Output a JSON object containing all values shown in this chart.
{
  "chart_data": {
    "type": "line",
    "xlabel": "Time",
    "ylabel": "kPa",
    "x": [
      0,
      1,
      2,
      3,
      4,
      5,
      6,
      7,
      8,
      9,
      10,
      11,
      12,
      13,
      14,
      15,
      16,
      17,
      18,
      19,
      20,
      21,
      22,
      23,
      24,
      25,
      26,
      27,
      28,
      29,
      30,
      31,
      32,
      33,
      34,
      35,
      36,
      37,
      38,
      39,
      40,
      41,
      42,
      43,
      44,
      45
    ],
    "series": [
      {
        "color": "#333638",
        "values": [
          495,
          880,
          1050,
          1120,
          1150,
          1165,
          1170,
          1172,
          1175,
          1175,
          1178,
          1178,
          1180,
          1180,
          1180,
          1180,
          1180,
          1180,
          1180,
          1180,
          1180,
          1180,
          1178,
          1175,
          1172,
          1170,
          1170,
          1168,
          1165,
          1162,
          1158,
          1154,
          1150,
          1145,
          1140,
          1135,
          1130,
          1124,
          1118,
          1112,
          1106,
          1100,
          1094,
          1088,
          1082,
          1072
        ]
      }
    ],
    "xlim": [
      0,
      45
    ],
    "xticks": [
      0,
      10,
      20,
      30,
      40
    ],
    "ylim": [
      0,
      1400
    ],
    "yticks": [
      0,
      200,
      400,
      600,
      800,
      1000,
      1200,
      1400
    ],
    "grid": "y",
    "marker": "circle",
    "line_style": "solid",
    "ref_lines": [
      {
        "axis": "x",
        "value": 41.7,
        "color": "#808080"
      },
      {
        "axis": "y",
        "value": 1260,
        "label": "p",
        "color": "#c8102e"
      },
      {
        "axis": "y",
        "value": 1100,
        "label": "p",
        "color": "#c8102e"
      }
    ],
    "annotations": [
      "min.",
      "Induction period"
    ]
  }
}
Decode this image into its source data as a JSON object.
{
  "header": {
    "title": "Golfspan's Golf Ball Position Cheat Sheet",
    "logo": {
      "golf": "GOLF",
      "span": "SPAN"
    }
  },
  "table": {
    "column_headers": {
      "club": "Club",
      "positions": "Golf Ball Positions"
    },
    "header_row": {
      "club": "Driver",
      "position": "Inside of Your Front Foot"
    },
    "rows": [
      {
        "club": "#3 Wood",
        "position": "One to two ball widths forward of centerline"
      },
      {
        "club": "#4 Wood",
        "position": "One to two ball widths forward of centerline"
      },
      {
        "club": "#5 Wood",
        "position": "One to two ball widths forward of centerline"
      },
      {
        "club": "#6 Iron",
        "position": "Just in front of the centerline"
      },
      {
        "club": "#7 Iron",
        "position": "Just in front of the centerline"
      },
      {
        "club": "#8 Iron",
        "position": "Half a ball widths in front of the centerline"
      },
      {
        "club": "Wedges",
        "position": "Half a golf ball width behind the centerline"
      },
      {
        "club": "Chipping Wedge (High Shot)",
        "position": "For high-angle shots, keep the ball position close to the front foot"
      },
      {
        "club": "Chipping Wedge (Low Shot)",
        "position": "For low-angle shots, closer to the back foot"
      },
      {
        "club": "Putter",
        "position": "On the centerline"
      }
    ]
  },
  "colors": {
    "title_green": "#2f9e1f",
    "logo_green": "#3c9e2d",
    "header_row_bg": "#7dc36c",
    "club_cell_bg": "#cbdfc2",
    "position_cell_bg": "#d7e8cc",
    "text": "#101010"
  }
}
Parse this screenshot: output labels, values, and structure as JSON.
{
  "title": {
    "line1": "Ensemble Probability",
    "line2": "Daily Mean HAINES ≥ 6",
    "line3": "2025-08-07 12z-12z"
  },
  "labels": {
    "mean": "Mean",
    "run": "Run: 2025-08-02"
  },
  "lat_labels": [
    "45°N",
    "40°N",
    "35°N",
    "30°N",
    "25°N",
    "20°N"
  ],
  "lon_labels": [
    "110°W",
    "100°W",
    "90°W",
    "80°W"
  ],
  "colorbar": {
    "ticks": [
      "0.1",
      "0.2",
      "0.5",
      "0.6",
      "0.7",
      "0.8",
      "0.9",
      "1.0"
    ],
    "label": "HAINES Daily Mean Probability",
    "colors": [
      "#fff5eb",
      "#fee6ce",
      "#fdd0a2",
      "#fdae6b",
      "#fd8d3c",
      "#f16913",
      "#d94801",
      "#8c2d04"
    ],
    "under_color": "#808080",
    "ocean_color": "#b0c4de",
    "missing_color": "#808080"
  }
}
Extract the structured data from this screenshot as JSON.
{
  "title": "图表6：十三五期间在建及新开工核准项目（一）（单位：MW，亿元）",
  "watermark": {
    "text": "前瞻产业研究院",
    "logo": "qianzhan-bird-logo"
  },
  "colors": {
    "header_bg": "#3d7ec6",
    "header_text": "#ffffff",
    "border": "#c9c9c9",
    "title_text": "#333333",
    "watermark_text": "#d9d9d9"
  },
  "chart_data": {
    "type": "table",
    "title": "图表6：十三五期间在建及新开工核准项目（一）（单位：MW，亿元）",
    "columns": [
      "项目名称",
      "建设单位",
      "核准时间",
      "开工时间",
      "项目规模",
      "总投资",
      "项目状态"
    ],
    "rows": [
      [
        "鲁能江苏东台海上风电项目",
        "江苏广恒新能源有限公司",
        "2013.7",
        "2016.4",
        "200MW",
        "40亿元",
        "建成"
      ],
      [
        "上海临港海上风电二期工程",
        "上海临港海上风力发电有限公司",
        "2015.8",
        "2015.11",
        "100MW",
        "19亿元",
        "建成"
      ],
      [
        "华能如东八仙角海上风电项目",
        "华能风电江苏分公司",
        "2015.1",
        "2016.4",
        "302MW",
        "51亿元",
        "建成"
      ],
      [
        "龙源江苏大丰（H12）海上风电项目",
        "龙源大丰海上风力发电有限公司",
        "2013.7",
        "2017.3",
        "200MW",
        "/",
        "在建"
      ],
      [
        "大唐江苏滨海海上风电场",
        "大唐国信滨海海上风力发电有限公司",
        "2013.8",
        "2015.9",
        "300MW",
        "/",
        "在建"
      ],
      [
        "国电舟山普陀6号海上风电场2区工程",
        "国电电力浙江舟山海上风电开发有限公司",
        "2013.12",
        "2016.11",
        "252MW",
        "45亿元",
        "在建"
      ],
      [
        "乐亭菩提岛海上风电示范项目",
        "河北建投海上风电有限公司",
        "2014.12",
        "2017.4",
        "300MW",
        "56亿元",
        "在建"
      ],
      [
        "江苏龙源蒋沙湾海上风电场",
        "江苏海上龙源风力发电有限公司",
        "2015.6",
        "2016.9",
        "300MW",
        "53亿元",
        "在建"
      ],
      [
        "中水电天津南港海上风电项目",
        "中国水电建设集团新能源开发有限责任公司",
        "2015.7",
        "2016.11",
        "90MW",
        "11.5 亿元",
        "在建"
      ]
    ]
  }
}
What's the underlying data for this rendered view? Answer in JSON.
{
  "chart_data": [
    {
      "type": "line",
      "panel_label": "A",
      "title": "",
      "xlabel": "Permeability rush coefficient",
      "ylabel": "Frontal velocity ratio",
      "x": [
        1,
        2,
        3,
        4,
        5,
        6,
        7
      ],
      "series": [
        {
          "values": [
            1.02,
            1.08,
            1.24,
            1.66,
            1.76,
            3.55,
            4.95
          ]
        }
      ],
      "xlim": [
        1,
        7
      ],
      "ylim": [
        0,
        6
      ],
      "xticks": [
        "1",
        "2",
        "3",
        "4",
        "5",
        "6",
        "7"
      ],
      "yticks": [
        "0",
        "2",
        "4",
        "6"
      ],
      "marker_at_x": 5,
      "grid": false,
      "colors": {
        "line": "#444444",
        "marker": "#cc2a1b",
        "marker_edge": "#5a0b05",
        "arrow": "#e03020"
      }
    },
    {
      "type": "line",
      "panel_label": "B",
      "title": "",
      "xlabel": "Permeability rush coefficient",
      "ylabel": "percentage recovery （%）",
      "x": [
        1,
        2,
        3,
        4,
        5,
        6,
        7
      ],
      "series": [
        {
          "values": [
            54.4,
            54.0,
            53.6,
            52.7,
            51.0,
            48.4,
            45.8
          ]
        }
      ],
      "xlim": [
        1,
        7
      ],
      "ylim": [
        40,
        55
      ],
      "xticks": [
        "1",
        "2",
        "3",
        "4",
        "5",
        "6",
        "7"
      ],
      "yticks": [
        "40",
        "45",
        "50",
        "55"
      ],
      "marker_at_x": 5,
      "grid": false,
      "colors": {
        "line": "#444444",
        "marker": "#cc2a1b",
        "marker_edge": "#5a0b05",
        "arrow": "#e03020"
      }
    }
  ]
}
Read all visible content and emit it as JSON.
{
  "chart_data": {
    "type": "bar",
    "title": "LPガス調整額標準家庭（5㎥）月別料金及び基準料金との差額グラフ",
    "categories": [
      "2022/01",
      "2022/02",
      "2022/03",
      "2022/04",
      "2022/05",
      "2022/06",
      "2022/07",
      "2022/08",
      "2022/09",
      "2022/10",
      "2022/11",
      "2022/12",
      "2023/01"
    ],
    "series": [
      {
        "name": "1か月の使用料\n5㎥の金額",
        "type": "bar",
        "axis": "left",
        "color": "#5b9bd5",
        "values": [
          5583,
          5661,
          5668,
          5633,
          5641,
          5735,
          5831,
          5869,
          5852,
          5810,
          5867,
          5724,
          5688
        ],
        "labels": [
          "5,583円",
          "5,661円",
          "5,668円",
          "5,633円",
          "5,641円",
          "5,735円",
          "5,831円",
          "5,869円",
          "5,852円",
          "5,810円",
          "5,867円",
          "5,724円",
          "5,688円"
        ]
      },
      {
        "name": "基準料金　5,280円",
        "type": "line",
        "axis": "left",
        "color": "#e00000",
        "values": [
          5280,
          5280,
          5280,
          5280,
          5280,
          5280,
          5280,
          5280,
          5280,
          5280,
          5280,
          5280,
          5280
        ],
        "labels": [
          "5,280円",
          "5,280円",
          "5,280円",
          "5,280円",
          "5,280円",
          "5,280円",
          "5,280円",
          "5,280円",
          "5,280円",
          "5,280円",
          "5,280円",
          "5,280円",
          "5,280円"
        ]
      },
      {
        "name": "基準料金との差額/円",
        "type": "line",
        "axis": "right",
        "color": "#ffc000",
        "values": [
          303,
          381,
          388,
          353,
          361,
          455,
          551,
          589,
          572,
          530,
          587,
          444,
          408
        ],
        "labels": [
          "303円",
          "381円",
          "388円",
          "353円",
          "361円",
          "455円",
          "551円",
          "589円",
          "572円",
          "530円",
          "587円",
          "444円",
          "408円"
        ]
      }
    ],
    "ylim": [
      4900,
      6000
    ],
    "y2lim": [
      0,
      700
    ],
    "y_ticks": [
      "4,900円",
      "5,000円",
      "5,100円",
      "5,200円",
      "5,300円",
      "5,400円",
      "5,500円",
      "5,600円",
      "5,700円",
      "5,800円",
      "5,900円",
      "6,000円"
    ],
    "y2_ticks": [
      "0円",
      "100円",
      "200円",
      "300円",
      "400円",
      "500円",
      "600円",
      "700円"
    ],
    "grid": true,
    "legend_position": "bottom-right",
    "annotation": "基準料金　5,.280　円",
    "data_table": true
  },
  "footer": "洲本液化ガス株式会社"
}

----------------------------------------

GOAL OF THE EXERCISE:
Extract lines where the string "ylabel" occurs.

RESPONSE BELOW:
    "ylabel": "kPa",
      "ylabel": "Frontal velocity ratio",
      "ylabel": "percentage recovery （%）",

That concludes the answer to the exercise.